*Text shown*.
Appeal from the United States District Court for the Eastern District of Wisconsin. No. 05 C 650-Lynn Adelman, Judge.
The opinion of the court was delivered by: Bauer, Circuit Judge.
Before BAUER, EVANS and SYKES, Circuit Judges.
The parents and stepparents of minor children Ian and Alexis ("Plaintiffs") sued Dana Gresbach, a caseworker with the Bureau of Milwaukee Child Welfare ("Bureau"), under 42 U.S.C. § 1983, alleging in part that Gresbach violated the children's Fourth Amendment rights when she conducted under-the-clothes examinations of each child's body during separate interviews at their private school, as part of a child abuse investigation in February of 2004. Gresbach moved for summary judgment on qualified immunity grounds. The district court denied the motion, holding that Gresbach's conduct violated the children's rights to be free from unreasonable searches, and those rights were clearly established at the time of the searches. Gresbach appeals, arguing that she is entitled to qualified immunity because her actions were objectively reasonable under the Fourth Amendment after she received general consent from the school's principal to investigate an allegation of child abuse pursuant to Wis. Stat. § 48.981(3)(c)1, and no case clearly established that her investigation violated the children's Fourth Amendment rights. We affirm.
In Doe v. Heck, 327 F.3d 492 (7th Cir. 2003), we addressed the application of the Fourth Amendment in the context of child abuse investigations by the same state agency at issue here, the Bureau, on the premises of a private school. Because we find Heck to be a blueprint for our analysis, a brief review of its facts and holding, as they pertain to this case, is necessary.
The Bureau, a division of the Wisconsin Department of Health and Family Services which provides child abuse prevention and related services in Milwaukee County, conducts investigations of child abuse allegations under established protocols in order to substantiate whether or not child abuse has occurred. Prior to April, 2003, Wis. Stat. § 48.981(3)(c)1 had been interpreted as providing Bureau caseworkers with the authority to interview children at school without having to obtain permission from their parents or school officials. See Heck, 327 F.3d at 502 n. 6. In Heck, Bureau caseworkers received a report that a child had been spanked at his private school, which followed a corporal punishment policy. Pursuant to their investigation, the caseworkers went to the school, identified themselves to the principal, and requested to see the child for an interview. The principal initially refused to allow the workers to interview the child, however once the workers received confirmation from a Wisconsin district attorney that § 48.981(3)(c)*fn1 gave them the authority to interview children on school premises without obtaining consent from either the parents or school officials, the principal reluctantly agreed to allow the caseworkers to interview the child, which they did, without conducting a physical examination of the child. Later, the school and the child's parents sued the caseworkers, alleging in part that they conducted an unreasonable search of the school premises and an illegal seizure of the child in violation of the Fourth Amendment. The district court found that the caseworkers were protected by qualified immunity, and we affirmed.

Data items

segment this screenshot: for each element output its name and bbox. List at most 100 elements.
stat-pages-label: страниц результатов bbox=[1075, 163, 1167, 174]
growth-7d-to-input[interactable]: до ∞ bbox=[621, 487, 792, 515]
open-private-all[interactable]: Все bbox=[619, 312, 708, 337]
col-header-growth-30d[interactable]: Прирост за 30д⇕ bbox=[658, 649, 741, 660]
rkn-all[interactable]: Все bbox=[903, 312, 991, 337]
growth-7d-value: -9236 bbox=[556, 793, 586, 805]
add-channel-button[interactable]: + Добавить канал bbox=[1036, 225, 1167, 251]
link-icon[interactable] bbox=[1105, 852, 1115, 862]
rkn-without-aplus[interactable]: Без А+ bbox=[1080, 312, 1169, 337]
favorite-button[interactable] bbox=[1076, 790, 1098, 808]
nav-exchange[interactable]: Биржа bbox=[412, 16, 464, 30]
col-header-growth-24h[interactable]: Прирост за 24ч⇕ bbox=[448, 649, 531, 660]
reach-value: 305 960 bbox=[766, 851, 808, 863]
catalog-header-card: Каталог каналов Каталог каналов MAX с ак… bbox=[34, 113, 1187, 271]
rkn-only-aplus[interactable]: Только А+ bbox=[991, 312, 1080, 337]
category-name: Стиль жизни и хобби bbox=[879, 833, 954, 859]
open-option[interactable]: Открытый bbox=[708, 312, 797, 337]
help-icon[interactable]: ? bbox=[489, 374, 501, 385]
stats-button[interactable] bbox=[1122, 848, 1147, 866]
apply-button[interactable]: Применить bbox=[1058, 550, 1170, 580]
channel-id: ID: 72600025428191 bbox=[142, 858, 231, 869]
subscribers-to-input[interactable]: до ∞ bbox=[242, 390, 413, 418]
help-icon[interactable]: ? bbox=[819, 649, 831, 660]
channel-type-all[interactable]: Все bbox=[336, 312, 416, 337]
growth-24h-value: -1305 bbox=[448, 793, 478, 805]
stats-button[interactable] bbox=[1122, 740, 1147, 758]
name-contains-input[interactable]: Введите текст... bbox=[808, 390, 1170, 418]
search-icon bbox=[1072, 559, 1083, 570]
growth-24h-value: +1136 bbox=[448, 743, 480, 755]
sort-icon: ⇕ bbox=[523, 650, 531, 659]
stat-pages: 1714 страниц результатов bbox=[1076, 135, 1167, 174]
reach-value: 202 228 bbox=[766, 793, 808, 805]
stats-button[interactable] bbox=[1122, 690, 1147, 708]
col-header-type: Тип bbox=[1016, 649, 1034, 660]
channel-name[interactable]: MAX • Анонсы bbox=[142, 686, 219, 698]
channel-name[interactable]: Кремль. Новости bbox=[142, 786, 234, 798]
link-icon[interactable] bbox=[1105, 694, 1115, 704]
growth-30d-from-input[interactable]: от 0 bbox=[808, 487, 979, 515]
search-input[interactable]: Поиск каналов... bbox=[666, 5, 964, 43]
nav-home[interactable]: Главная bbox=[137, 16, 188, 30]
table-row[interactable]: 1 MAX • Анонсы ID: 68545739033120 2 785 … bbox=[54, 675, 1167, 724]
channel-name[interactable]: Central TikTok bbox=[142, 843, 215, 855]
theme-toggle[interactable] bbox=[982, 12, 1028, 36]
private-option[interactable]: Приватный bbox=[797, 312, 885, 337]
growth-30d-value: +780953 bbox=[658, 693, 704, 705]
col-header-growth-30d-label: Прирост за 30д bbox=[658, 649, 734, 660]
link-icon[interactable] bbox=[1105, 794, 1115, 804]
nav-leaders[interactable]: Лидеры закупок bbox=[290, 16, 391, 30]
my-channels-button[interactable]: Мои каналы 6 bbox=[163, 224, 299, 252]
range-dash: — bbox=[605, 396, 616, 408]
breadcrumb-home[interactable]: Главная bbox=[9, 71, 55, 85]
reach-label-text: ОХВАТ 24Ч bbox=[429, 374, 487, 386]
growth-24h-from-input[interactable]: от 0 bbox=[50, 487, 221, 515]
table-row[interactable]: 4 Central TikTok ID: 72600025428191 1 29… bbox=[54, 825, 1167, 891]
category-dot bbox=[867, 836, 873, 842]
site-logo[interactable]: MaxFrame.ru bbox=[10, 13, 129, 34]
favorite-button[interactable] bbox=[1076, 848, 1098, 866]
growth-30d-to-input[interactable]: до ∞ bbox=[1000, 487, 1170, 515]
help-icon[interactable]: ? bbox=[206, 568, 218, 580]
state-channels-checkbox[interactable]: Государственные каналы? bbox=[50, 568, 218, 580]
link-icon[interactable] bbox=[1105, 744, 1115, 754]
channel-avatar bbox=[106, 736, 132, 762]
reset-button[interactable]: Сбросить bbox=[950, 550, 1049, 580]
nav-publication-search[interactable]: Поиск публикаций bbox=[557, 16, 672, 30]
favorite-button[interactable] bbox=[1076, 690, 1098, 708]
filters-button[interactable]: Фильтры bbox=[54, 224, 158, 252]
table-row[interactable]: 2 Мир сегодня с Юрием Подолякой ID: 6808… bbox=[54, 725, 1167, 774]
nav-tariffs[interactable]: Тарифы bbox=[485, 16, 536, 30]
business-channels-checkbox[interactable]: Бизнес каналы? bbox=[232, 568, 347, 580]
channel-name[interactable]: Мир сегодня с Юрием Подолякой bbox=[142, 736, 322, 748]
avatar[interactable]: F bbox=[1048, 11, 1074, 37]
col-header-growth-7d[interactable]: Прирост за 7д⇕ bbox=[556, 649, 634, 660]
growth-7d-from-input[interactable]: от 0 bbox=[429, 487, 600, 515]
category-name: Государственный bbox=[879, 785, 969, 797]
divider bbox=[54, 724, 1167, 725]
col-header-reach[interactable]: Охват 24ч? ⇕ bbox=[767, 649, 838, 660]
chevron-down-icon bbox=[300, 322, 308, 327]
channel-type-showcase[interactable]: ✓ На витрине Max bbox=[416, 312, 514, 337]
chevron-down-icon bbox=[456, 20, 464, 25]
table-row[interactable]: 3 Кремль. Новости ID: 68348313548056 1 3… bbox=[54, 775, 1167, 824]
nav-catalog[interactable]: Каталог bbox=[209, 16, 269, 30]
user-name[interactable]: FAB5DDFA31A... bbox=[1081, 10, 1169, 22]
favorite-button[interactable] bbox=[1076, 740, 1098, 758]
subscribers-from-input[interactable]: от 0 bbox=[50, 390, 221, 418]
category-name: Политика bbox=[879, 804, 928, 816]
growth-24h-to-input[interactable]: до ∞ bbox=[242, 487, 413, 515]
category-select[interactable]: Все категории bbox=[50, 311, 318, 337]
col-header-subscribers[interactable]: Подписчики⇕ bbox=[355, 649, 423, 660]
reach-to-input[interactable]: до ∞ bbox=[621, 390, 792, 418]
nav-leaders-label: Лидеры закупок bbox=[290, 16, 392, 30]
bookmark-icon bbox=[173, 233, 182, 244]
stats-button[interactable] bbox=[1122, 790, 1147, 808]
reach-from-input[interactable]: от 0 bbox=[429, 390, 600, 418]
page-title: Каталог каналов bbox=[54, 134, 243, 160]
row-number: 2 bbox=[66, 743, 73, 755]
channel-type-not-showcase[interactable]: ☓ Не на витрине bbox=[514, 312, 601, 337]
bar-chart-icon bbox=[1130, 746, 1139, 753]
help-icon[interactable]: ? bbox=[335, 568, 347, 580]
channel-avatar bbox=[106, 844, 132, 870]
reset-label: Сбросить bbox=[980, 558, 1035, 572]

*What to work on*.
- a) Name all the circuit judges listed as sitting on the panel in the court opinion on the caseworker's school interviews.
- b) For each statement, say whether the court opinion on the caseworker's school interviews agrees with it, giving yes or no and quoting the words that decide it: (i) The district court granted Gresbach's motion for summary judgment. (ii) In Heck, the caseworkers physically examined the child. (iii) The Bureau is a division of the Wisconsin Department of Health and Family Services.
- c) Carry the court opinion on the caseworker's school interviews forward, starting after its last sentence.
Nothing in the data items is needed.

*Answer set*.
- a) Bauer, Evans and Sykes.

- b)
(i) No: "The district court denied the motion."
(ii) No: "without conducting a physical examination of the child."
(iii) Yes: "The Bureau, a division of the Wisconsin Department of Health and Family Services."

- c)
Under established Fourth Amendment principles, we found that a private school and its students had a reasonable expectation of privacy in and within the school's premises, and that therefore the caseworkers' warrantless search of the premises and seizure of the child in order to conduct an interview for a child abuse investigation, without the consent of the child's parents or school officials, was presumptively unreasonable. Heck, 327 F.3d at 510-13. We determined, in part, that "to the extent § 48.981(3)(c)1 authorizes government officials to inter-view children suspected of being abused on private property without a warrant or probable cause, consent, or exigent circumstances, it is clearly unconstitutional as applied." Id. at 515-16. We nevertheless found that a reasonable child welfare caseworker would not have understood his actions under the statute to be unconstitutional under the Fourth Amendment at the time of the alleged violation, because his conduct did not violate any clearly established law. Accordingly, we held that the caseworkers were entitled to qualified immunity, but stated that "[a]t this juncture [April, 2003] . . . we now make it clear that it is patently unconstitutional for governmental officials to search the premises of a private or parochial school and/or seize a child attending that school without a warrant or court order, probable cause, consent, or exigent circumstances." Heck, 327 F.3d at 517.
It is through the lens of Heck that we examine the district court's conclusion that Gresbach is not entitled to qualified immunity.
On February 4, 2004, a female family member of eight-year-old Ian made a child abuse report to the Bureau, stating that Ian told her that Michael C., Ian's stepfather, hit him on the wrists with a plastic stick on January 28, 2004. On February 5th, Dana Gresbach, an agent with the Bureau since 1998, was assigned the case. During the next four days, Gresbach reviewed the child abuse report, met with a manager at the Bureau, Rita Zappen, and spoke to the family member who reported the abuse. On February 9th, Gresbach went to Ian's private school, Good Hope Christian Academy ("Good Hope"), to interview Ian and his stepsister, nine-year-old Alexis.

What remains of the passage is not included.